(Extracted records)
○ ○ ○ ○ ○ ○ ○

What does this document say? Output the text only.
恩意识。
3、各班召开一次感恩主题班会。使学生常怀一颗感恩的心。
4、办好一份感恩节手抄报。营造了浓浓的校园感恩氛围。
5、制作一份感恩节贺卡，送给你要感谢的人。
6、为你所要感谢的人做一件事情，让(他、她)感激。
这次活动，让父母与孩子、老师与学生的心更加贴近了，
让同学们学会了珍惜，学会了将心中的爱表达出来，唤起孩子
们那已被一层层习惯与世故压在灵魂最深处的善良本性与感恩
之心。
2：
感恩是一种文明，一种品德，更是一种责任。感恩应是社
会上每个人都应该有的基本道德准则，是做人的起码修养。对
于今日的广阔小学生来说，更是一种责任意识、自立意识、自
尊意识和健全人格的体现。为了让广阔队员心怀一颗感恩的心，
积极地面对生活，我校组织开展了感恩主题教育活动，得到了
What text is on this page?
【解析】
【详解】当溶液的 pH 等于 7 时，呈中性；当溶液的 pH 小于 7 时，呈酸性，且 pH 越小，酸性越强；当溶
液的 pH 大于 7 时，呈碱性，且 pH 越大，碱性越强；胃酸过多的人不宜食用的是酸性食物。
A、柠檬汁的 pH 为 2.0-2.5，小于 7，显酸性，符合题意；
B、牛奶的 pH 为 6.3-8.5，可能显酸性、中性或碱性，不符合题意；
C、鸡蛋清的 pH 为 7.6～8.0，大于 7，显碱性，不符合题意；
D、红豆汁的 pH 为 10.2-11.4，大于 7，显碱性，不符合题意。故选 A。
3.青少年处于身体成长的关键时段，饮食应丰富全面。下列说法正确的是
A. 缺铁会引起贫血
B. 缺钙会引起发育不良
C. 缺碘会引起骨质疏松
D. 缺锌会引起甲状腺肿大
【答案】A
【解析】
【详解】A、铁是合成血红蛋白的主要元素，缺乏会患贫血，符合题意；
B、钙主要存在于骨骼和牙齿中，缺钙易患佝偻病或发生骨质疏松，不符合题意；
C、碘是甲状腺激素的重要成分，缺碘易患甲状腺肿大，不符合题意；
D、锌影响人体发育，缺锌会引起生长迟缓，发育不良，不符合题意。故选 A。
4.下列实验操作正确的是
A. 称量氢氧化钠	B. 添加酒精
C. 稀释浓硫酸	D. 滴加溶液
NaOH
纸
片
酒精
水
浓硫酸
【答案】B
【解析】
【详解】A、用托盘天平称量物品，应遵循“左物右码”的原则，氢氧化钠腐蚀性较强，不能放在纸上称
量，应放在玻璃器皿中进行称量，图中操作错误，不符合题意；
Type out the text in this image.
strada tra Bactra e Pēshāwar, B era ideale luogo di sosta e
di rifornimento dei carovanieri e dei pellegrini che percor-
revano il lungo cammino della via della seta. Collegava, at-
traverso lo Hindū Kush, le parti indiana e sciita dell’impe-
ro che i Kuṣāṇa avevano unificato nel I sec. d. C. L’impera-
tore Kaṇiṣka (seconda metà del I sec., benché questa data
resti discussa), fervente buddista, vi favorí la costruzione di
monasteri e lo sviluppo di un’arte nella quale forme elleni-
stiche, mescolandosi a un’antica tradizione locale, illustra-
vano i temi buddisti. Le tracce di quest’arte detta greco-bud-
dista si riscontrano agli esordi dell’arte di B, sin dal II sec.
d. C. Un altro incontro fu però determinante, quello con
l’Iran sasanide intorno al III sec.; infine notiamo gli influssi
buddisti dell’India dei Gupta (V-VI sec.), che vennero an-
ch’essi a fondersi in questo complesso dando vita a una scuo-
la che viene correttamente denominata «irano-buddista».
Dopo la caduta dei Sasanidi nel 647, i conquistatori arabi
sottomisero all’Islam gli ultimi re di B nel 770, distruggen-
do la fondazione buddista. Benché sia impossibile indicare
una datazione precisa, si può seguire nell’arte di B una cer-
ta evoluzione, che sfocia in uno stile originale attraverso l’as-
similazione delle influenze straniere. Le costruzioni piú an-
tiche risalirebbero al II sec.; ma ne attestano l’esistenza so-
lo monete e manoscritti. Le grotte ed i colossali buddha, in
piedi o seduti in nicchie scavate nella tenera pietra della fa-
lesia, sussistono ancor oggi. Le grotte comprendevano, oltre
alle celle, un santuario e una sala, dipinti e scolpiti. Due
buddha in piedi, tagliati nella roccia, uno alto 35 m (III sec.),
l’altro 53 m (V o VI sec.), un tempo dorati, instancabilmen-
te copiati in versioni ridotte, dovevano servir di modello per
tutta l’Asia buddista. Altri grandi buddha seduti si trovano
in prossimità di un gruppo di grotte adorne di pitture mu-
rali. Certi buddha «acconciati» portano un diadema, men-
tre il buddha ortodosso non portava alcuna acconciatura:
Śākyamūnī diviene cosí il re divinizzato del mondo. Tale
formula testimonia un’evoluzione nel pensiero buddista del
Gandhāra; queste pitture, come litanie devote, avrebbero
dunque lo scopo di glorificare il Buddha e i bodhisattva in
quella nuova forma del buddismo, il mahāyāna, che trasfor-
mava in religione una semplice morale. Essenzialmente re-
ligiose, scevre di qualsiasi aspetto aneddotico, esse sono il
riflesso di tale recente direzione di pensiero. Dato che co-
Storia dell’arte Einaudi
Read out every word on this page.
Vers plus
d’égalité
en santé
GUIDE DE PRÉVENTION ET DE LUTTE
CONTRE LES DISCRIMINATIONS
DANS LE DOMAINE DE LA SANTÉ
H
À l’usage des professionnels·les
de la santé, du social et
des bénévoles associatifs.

○ ○ ○ ○ ○ ○ ○

Your goal:
Reproduce the final stretch of the data above: every line from the one holding "Read out every word on this page." through the end, inclusive, exactly as written and nothing else.

Output for this exercise:
Read out every word on this page.
Vers plus
d’égalité
en santé
GUIDE DE PRÉVENTION ET DE LUTTE
CONTRE LES DISCRIMINATIONS
DANS LE DOMAINE DE LA SANTÉ
H
À l’usage des professionnels·les
de la santé, du social et
des bénévoles associatifs.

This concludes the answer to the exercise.